- [TASK INSTRUCTIONS]: In the entries that follow, how many lines hold the string "Coffee"? Give only that number.

- [DATA ROWS]:
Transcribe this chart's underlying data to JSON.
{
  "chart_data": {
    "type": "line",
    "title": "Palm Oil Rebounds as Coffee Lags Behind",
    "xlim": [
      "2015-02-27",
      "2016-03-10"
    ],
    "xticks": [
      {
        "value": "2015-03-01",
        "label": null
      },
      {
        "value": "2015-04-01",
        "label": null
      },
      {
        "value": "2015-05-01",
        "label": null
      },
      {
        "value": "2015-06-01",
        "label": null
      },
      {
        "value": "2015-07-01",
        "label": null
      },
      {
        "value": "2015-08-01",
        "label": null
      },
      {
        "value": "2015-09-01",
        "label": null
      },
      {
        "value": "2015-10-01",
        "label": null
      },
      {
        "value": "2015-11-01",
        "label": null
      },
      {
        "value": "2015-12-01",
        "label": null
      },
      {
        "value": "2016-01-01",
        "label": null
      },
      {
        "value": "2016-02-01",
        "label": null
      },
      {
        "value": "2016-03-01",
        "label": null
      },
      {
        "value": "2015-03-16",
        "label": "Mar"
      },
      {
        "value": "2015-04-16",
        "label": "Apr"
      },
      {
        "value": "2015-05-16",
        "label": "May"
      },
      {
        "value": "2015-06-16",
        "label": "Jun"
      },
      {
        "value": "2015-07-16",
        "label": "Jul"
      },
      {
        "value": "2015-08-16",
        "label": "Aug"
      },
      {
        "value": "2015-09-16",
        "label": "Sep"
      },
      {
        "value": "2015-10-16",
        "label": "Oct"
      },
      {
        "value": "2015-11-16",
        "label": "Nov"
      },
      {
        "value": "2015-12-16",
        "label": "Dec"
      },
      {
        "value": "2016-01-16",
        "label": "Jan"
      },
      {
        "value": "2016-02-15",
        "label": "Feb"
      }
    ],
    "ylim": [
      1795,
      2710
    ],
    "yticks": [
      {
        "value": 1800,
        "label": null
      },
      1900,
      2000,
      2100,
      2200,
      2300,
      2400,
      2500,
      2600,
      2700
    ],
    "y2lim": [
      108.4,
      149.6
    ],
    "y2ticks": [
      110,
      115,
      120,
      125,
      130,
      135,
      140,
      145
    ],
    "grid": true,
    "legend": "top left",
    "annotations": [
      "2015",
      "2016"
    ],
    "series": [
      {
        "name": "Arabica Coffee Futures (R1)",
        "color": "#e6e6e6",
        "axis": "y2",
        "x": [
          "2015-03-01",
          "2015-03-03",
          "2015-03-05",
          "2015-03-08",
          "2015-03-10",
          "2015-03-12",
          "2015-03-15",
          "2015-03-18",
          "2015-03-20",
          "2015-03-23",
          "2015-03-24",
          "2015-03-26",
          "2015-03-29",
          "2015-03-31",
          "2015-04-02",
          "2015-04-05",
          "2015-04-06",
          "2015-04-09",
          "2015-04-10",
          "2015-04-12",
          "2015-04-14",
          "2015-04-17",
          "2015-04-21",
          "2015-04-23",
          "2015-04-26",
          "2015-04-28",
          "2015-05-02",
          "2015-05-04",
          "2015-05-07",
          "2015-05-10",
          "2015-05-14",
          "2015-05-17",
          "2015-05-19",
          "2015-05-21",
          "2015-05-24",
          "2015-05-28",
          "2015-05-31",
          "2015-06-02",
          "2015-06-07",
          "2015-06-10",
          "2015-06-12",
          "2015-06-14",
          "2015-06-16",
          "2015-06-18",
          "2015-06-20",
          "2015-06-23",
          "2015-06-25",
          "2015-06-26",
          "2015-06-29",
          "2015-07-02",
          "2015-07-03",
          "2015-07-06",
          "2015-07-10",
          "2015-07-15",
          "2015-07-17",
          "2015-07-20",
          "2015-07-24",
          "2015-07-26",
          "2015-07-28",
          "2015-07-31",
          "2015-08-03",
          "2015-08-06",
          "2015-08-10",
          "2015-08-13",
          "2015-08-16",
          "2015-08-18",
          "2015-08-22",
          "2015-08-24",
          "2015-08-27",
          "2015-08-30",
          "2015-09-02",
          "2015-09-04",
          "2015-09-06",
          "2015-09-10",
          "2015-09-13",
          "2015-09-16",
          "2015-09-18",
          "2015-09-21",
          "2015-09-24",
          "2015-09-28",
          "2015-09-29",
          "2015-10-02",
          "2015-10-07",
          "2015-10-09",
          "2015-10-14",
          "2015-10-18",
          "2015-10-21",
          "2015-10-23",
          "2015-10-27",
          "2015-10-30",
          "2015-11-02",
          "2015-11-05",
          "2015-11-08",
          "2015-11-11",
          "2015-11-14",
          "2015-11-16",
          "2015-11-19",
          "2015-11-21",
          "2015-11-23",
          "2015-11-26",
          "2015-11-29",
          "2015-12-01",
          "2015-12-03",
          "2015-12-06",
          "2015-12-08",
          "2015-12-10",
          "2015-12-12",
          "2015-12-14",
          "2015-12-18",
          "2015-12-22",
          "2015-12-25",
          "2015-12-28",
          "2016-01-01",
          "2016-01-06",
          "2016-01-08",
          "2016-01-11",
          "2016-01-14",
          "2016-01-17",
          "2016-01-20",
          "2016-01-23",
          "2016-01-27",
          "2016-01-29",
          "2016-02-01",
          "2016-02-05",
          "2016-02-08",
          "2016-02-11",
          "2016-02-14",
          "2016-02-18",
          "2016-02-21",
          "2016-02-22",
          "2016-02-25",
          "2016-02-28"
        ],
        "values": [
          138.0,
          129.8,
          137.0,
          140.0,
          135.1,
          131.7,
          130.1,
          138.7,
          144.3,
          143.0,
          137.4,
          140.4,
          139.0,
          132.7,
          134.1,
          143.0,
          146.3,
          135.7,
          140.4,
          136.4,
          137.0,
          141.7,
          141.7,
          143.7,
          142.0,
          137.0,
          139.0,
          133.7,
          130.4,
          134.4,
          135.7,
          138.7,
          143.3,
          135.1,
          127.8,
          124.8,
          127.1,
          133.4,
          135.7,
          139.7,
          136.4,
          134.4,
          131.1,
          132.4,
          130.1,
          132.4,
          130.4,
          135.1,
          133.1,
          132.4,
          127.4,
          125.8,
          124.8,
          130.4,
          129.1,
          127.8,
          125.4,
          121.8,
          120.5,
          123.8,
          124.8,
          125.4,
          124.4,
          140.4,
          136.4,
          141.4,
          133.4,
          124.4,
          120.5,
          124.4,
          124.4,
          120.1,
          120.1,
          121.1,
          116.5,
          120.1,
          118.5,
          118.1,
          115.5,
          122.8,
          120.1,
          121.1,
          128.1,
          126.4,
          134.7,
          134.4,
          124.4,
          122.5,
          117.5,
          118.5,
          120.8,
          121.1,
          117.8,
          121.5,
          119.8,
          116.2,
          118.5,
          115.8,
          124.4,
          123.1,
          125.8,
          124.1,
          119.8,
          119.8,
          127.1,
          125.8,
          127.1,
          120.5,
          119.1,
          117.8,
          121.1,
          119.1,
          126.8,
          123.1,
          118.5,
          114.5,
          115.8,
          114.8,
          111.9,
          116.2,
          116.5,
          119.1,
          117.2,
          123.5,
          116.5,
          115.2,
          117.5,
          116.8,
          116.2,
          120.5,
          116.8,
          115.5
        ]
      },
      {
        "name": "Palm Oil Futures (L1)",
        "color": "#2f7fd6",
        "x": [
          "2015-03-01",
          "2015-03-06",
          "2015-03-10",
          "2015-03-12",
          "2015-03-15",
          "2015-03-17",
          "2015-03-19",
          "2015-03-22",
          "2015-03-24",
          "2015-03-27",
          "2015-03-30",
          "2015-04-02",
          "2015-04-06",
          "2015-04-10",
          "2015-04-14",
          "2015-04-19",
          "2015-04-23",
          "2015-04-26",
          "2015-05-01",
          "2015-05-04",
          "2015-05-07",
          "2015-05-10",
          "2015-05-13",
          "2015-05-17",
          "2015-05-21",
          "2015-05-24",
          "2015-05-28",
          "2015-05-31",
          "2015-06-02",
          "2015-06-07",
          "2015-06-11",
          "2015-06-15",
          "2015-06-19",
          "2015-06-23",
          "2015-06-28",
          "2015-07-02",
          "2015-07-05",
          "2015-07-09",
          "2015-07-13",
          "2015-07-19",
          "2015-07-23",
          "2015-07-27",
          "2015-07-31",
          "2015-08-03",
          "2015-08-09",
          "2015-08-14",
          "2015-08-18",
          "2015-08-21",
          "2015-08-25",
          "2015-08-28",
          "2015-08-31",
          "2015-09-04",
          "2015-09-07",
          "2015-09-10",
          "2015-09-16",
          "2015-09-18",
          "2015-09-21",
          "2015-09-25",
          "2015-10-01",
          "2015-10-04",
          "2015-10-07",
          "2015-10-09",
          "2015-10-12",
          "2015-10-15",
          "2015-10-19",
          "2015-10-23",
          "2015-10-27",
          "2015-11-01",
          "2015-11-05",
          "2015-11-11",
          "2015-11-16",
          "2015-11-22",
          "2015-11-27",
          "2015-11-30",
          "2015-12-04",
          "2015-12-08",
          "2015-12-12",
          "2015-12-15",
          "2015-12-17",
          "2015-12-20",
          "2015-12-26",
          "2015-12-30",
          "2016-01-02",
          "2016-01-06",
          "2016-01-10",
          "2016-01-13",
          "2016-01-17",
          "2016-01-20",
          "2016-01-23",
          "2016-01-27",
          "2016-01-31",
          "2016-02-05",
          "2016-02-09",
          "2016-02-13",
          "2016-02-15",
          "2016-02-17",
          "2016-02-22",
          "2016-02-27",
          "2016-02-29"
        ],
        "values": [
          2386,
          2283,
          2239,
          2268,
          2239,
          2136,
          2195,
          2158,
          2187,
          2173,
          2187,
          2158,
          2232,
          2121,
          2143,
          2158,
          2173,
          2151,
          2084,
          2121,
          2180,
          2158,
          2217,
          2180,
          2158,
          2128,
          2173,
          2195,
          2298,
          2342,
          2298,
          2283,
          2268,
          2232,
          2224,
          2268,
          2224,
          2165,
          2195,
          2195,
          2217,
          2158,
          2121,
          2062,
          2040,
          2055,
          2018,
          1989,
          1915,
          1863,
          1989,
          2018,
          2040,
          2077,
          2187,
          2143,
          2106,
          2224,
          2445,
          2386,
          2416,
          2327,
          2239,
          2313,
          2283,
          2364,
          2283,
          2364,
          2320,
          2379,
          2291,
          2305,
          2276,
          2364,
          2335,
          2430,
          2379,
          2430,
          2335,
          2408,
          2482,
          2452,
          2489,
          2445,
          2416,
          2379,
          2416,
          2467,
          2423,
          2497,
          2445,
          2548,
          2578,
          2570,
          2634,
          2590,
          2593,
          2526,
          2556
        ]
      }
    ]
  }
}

- [RESULT OF THIS TASK]: 2